Collect every line in the listing below that contains the string "mark", and copy each one unchanged. Treat the match as case-sensitive.
** begin Supplied records **
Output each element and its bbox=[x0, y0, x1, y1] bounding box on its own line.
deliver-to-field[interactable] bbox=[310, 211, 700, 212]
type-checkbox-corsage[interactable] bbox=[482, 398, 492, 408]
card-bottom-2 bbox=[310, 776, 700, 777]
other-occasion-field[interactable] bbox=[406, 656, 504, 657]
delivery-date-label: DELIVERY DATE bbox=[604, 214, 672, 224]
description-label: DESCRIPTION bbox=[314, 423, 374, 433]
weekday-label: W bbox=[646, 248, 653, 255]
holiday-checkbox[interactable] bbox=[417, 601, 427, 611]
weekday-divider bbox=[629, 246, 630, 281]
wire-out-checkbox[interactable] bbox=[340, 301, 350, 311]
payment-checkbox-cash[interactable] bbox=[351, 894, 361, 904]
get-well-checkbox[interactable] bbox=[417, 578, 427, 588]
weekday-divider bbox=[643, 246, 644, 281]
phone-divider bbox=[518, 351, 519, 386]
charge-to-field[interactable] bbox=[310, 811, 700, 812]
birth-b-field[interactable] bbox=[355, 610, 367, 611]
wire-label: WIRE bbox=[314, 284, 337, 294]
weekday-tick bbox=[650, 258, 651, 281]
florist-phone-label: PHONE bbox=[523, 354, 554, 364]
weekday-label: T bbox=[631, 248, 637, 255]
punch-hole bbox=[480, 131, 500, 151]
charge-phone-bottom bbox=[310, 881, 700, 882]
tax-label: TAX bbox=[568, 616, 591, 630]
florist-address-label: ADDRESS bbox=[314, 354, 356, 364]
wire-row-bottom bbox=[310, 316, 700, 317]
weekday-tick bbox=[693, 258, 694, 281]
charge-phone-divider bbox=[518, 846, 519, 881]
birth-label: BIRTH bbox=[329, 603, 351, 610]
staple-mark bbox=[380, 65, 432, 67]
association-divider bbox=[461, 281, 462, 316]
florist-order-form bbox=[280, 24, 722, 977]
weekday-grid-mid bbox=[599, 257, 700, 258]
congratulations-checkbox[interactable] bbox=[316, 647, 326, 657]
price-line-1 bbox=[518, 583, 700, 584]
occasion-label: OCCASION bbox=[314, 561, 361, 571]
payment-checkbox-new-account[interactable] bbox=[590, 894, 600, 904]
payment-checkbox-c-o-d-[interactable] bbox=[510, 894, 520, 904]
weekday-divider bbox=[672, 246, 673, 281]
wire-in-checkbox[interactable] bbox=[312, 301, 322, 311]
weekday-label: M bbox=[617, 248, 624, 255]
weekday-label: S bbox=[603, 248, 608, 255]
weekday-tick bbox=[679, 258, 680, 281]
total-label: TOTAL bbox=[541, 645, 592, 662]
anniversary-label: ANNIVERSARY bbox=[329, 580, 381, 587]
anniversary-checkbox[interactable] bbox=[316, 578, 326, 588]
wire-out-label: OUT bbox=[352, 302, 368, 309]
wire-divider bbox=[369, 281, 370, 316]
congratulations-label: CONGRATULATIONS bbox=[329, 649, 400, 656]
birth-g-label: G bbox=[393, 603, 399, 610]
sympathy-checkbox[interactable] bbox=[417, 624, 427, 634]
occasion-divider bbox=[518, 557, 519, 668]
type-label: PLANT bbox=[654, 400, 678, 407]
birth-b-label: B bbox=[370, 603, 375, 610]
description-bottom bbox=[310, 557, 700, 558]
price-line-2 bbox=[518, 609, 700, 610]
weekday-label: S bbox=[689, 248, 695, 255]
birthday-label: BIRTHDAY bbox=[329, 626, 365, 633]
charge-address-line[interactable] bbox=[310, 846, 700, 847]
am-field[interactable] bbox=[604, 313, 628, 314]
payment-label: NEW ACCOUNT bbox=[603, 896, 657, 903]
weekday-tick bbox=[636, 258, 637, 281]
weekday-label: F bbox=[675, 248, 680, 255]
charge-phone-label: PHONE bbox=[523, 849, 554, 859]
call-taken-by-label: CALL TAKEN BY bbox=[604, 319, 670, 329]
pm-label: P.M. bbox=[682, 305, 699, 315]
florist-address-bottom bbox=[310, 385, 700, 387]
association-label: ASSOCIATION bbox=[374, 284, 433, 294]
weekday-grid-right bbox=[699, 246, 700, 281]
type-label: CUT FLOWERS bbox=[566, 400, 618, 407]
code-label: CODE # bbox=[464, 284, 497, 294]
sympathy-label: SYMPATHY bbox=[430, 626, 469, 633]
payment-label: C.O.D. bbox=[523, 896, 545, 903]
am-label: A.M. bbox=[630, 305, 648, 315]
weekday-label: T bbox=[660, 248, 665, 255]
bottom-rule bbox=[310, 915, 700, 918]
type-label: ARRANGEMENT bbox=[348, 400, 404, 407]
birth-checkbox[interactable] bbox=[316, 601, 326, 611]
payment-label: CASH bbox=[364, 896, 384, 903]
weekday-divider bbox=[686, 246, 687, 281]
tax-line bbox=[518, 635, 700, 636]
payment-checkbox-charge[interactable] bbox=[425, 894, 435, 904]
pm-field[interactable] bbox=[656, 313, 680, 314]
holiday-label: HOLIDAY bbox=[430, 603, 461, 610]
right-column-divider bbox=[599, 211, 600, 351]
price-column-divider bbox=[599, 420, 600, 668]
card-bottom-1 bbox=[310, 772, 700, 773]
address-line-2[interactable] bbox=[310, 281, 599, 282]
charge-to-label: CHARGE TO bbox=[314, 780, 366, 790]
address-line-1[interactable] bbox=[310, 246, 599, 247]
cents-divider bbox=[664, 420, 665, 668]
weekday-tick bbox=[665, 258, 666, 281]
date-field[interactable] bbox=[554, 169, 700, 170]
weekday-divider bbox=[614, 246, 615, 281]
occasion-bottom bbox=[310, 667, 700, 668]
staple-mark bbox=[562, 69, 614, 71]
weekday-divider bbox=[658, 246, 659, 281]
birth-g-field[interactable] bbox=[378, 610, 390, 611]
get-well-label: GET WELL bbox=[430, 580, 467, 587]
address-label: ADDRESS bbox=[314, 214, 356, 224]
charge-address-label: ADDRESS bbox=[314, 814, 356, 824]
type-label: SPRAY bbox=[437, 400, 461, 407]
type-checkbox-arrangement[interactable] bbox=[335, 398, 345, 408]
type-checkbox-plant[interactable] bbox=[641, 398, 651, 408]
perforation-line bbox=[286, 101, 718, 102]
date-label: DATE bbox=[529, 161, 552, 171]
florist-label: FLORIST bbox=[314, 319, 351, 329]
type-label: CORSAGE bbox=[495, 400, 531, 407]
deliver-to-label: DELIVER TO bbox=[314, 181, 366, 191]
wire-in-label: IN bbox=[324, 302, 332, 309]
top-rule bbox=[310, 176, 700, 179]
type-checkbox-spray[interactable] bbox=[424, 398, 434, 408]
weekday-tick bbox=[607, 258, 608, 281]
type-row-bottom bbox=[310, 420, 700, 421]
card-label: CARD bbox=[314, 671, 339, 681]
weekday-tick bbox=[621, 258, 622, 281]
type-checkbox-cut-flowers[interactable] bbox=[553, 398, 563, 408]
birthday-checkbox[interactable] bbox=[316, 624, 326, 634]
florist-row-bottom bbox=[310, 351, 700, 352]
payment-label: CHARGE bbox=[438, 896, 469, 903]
** end Supplied records **
Written solution:
staple-mark bbox=[380, 65, 432, 67]
staple-mark bbox=[562, 69, 614, 71]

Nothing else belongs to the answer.